- **TASK PROMPT**
Omit the pictures and output every entry below exactly as written.
+++ DATASET EXCERPTS +++
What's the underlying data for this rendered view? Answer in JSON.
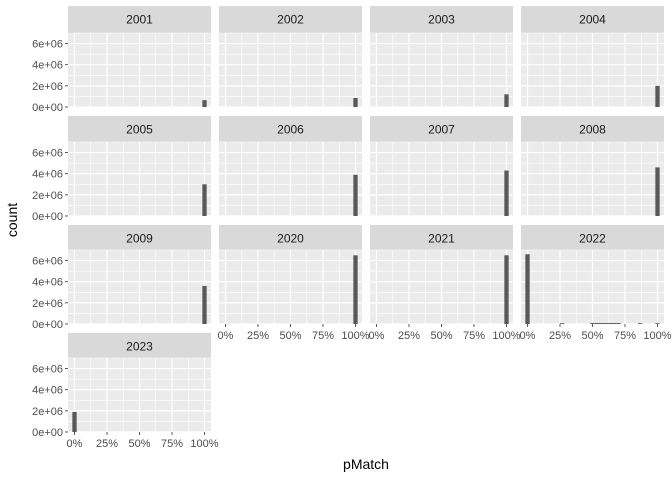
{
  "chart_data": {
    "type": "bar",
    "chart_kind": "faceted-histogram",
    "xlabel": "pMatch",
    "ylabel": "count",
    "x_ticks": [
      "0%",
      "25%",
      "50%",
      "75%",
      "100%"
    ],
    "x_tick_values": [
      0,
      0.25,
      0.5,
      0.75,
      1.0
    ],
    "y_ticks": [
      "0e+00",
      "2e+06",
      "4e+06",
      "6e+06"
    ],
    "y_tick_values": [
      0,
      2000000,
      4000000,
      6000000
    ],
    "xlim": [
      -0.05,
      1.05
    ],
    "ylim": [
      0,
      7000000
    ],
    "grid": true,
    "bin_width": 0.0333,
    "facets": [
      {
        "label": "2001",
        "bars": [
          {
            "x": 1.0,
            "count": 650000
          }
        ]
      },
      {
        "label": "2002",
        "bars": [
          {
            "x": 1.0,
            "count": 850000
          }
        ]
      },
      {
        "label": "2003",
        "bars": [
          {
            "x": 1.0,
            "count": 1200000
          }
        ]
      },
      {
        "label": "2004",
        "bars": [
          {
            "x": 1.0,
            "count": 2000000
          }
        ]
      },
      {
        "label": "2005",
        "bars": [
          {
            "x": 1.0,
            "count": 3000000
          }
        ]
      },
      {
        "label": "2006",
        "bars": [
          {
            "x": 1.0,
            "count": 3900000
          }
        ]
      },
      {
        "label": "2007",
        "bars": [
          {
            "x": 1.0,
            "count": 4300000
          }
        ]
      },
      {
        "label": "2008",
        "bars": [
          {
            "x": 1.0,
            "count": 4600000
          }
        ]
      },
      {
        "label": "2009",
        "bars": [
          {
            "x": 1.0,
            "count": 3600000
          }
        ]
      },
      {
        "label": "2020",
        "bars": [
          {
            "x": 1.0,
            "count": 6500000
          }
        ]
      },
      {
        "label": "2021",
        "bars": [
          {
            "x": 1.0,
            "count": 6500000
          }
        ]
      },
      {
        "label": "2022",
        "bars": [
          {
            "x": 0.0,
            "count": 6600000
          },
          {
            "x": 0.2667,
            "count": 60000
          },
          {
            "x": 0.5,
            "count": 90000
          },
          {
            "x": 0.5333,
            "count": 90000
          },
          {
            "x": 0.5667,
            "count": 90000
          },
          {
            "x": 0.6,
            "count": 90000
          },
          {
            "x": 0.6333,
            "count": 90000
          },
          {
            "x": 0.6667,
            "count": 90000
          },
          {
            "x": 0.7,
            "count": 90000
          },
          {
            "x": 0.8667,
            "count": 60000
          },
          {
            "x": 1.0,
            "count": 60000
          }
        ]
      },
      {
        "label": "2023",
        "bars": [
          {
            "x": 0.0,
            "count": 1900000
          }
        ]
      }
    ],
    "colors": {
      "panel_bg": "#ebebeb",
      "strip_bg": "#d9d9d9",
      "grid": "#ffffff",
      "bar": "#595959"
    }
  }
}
+++
- **FULL OUTPUT**
What's the underlying data for this rendered view? Answer in JSON.
{
  "chart_data": {
    "type": "bar",
    "chart_kind": "faceted-histogram",
    "xlabel": "pMatch",
    "ylabel": "count",
    "x_ticks": [
      "0%",
      "25%",
      "50%",
      "75%",
      "100%"
    ],
    "x_tick_values": [
      0,
      0.25,
      0.5,
      0.75,
      1.0
    ],
    "y_ticks": [
      "0e+00",
      "2e+06",
      "4e+06",
      "6e+06"
    ],
    "y_tick_values": [
      0,
      2000000,
      4000000,
      6000000
    ],
    "xlim": [
      -0.05,
      1.05
    ],
    "ylim": [
      0,
      7000000
    ],
    "grid": true,
    "bin_width": 0.0333,
    "facets": [
      {
        "label": "2001",
        "bars": [
          {
            "x": 1.0,
            "count": 650000
          }
        ]
      },
      {
        "label": "2002",
        "bars": [
          {
            "x": 1.0,
            "count": 850000
          }
        ]
      },
      {
        "label": "2003",
        "bars": [
          {
            "x": 1.0,
            "count": 1200000
          }
        ]
      },
      {
        "label": "2004",
        "bars": [
          {
            "x": 1.0,
            "count": 2000000
          }
        ]
      },
      {
        "label": "2005",
        "bars": [
          {
            "x": 1.0,
            "count": 3000000
          }
        ]
      },
      {
        "label": "2006",
        "bars": [
          {
            "x": 1.0,
            "count": 3900000
          }
        ]
      },
      {
        "label": "2007",
        "bars": [
          {
            "x": 1.0,
            "count": 4300000
          }
        ]
      },
      {
        "label": "2008",
        "bars": [
          {
            "x": 1.0,
            "count": 4600000
          }
        ]
      },
      {
        "label": "2009",
        "bars": [
          {
            "x": 1.0,
            "count": 3600000
          }
        ]
      },
      {
        "label": "2020",
        "bars": [
          {
            "x": 1.0,
            "count": 6500000
          }
        ]
      },
      {
        "label": "2021",
        "bars": [
          {
            "x": 1.0,
            "count": 6500000
          }
        ]
      },
      {
        "label": "2022",
        "bars": [
          {
            "x": 0.0,
            "count": 6600000
          },
          {
            "x": 0.2667,
            "count": 60000
          },
          {
            "x": 0.5,
            "count": 90000
          },
          {
            "x": 0.5333,
            "count": 90000
          },
          {
            "x": 0.5667,
            "count": 90000
          },
          {
            "x": 0.6,
            "count": 90000
          },
          {
            "x": 0.6333,
            "count": 90000
          },
          {
            "x": 0.6667,
            "count": 90000
          },
          {
            "x": 0.7,
            "count": 90000
          },
          {
            "x": 0.8667,
            "count": 60000
          },
          {
            "x": 1.0,
            "count": 60000
          }
        ]
      },
      {
        "label": "2023",
        "bars": [
          {
            "x": 0.0,
            "count": 1900000
          }
        ]
      }
    ],
    "colors": {
      "panel_bg": "#ebebeb",
      "strip_bg": "#d9d9d9",
      "grid": "#ffffff",
      "bar": "#595959"
    }
  }
}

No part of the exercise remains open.